Copy out all lines where "January" appears.

## begin

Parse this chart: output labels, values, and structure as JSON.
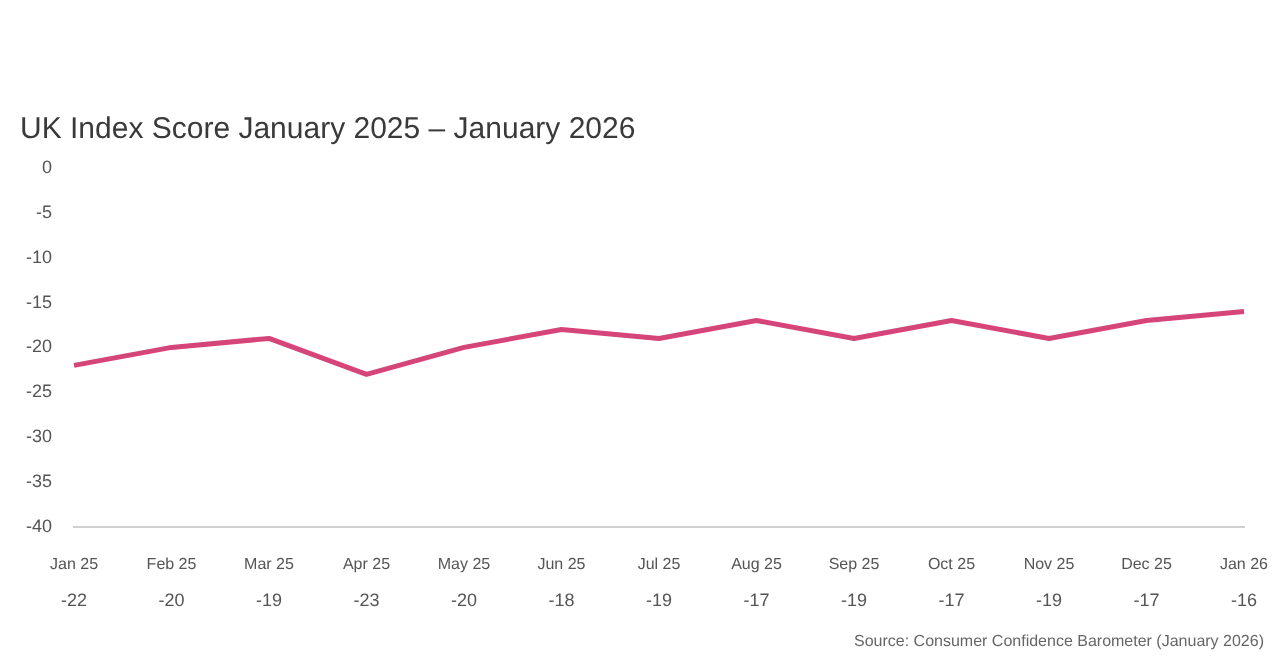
{
  "chart_data": {
    "type": "line",
    "title": "UK Index Score January 2025 – January 2026",
    "categories": [
      "Jan 25",
      "Feb 25",
      "Mar 25",
      "Apr 25",
      "May 25",
      "Jun 25",
      "Jul 25",
      "Aug 25",
      "Sep 25",
      "Oct 25",
      "Nov 25",
      "Dec 25",
      "Jan 26"
    ],
    "series": [
      {
        "color": "#d6457a",
        "values": [
          -22,
          -20,
          -19,
          -23,
          -20,
          -18,
          -19,
          -17,
          -19,
          -17,
          -19,
          -17,
          -16
        ]
      }
    ],
    "ylim": [
      -40,
      0
    ],
    "yticks": [
      -40,
      -35,
      -30,
      -25,
      -20,
      -15,
      -10,
      -5,
      0
    ],
    "grid": false,
    "legend": false,
    "marker": "none",
    "line_style": "solid",
    "data_labels": true,
    "annotations": [
      "Source: Consumer Confidence Barometer (January 2026)"
    ]
  }
}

## end

Answer to this problem:
    "title": "UK Index Score January 2025 – January 2026",
      "Source: Consumer Confidence Barometer (January 2026)"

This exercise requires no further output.